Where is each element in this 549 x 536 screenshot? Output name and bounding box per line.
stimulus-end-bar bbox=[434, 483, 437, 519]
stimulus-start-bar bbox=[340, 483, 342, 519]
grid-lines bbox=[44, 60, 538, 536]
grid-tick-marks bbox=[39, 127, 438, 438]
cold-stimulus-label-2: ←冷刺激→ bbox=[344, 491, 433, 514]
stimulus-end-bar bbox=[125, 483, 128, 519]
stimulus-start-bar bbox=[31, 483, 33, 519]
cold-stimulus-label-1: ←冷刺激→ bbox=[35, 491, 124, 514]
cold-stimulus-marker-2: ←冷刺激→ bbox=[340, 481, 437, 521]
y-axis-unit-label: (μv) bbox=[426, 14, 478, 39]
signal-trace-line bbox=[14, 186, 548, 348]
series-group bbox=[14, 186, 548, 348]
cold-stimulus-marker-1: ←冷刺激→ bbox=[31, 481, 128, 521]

┄┄┄┄┄┄

> THE PROBLEM:
Return all of the items above unchanged, with every line kept in its original order.

> ANSWER:
Where is each element in this 549 x 536 screenshot? Output name and bounding box per line.
stimulus-end-bar bbox=[434, 483, 437, 519]
stimulus-start-bar bbox=[340, 483, 342, 519]
grid-lines bbox=[44, 60, 538, 536]
grid-tick-marks bbox=[39, 127, 438, 438]
cold-stimulus-label-2: ←冷刺激→ bbox=[344, 491, 433, 514]
stimulus-end-bar bbox=[125, 483, 128, 519]
stimulus-start-bar bbox=[31, 483, 33, 519]
cold-stimulus-label-1: ←冷刺激→ bbox=[35, 491, 124, 514]
cold-stimulus-marker-2: ←冷刺激→ bbox=[340, 481, 437, 521]
y-axis-unit-label: (μv) bbox=[426, 14, 478, 39]
signal-trace-line bbox=[14, 186, 548, 348]
series-group bbox=[14, 186, 548, 348]
cold-stimulus-marker-1: ←冷刺激→ bbox=[31, 481, 128, 521]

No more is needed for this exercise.